**THE RECORDS:**
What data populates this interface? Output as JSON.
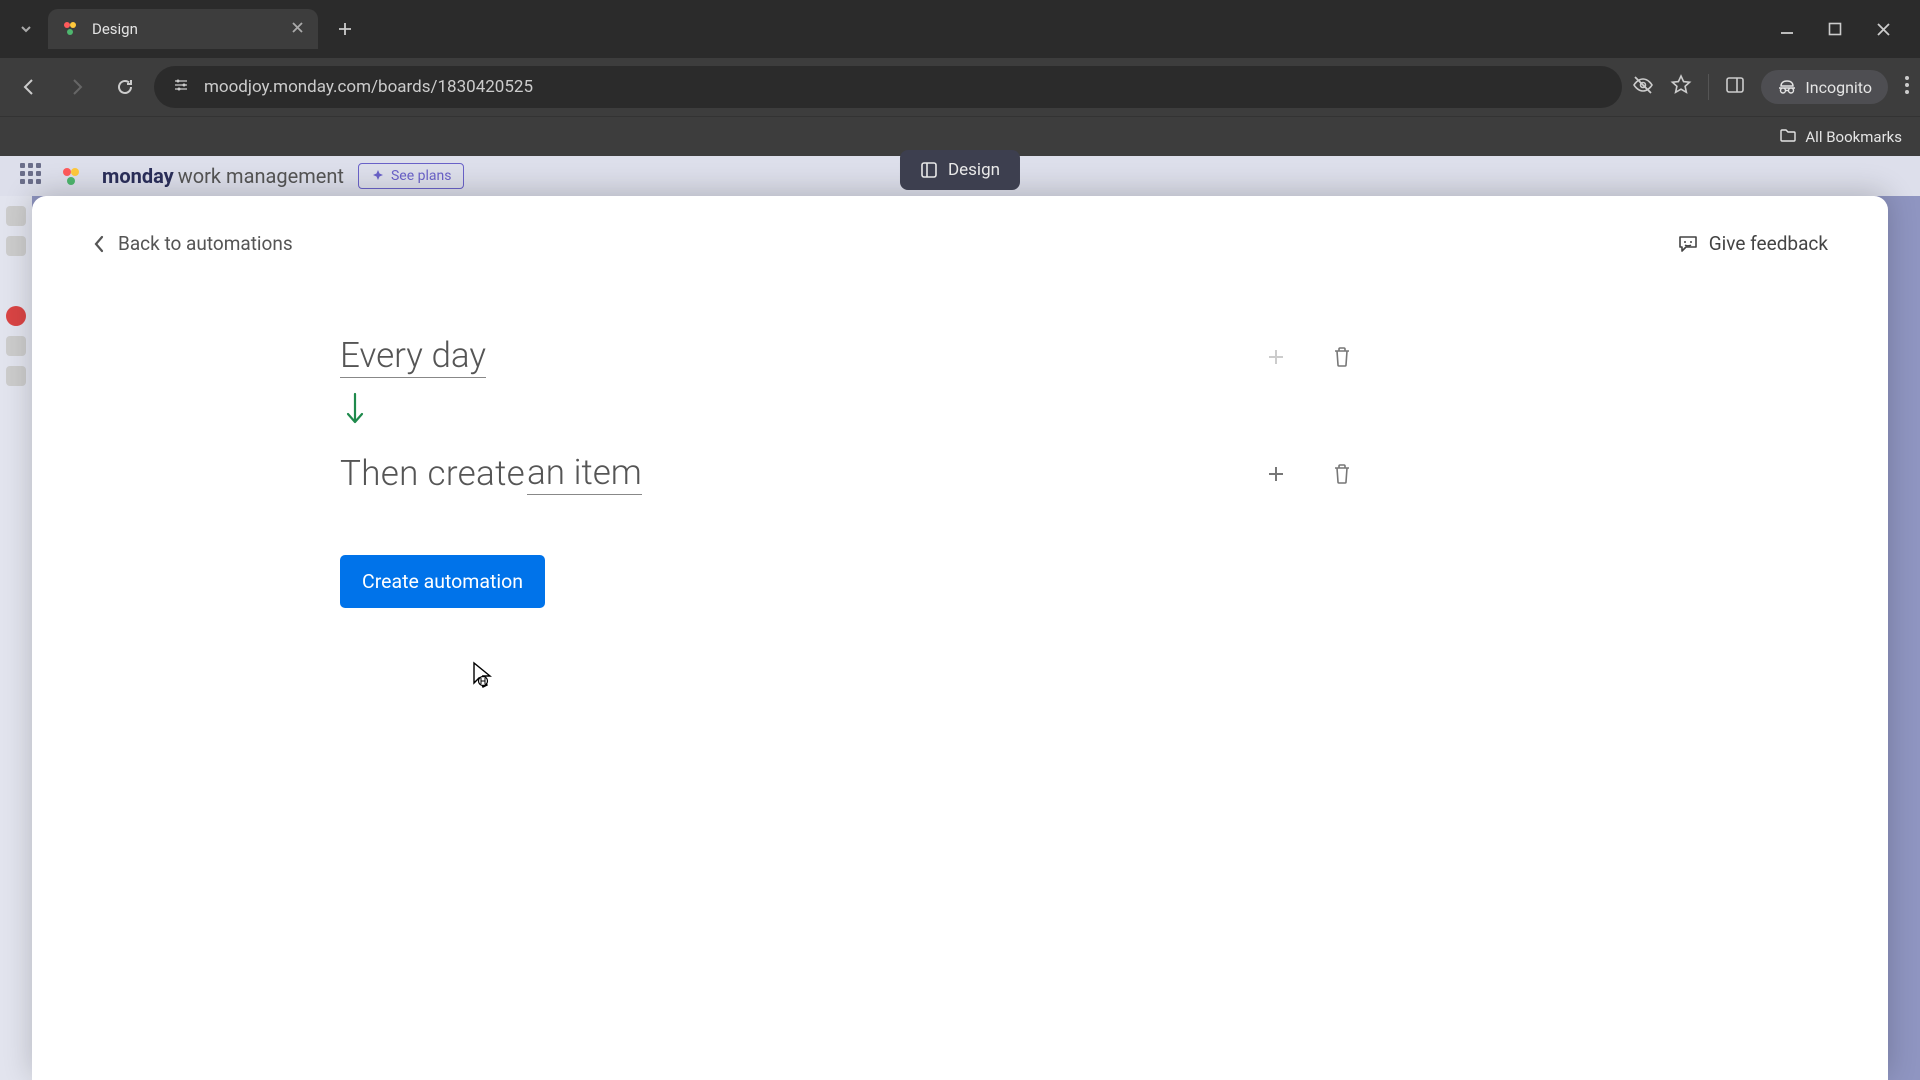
{
  "browser": {
    "tab_title": "Design",
    "url": "moodjoy.monday.com/boards/1830420525",
    "incognito_label": "Incognito",
    "all_bookmarks": "All Bookmarks"
  },
  "app": {
    "brand_bold": "monday",
    "brand_light": "work management",
    "see_plans": "See plans",
    "top_pill": "Design"
  },
  "modal": {
    "back_label": "Back to automations",
    "feedback_label": "Give feedback",
    "trigger_text": "Every day",
    "action_prefix": "Then create ",
    "action_link": "an item",
    "create_button": "Create automation"
  }
}
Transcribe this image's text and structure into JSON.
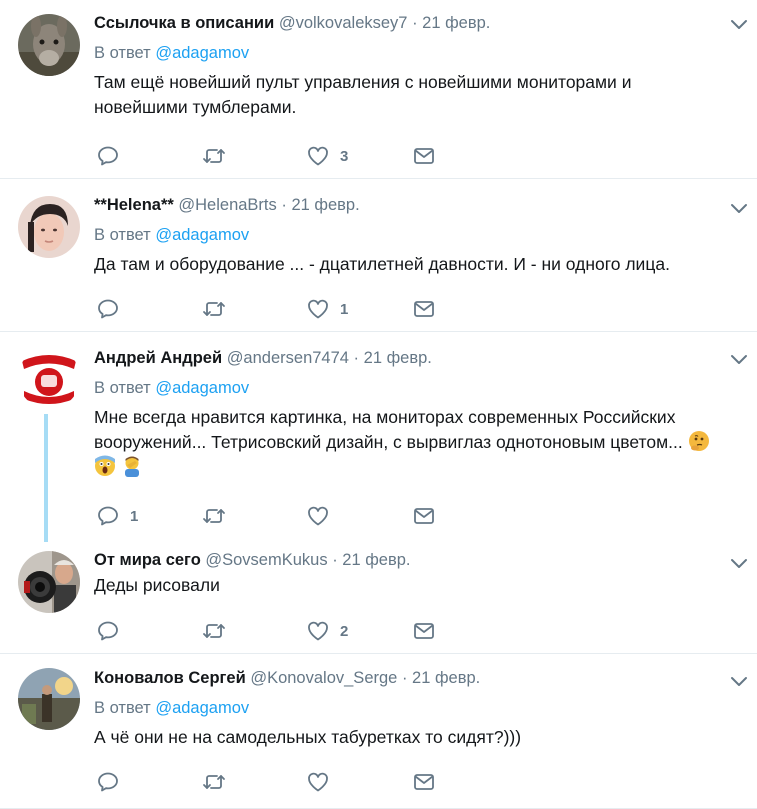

**AIM OF THE EXERCISE:** Give the data above again in full and unchanged, skipping the pictures.

**RESPONSE:**
What data populates this interface? Output as JSON.
{
  "browser": {
    "tab_title": "Design",
    "url": "moodjoy.monday.com/boards/1830420525",
    "incognito_label": "Incognito",
    "all_bookmarks": "All Bookmarks"
  },
  "app": {
    "brand_bold": "monday",
    "brand_light": "work management",
    "see_plans": "See plans",
    "top_pill": "Design"
  },
  "modal": {
    "back_label": "Back to automations",
    "feedback_label": "Give feedback",
    "trigger_text": "Every day",
    "action_prefix": "Then create ",
    "action_link": "an item",
    "create_button": "Create automation"
  }
}
Transcribe this image's text and structure into JSON.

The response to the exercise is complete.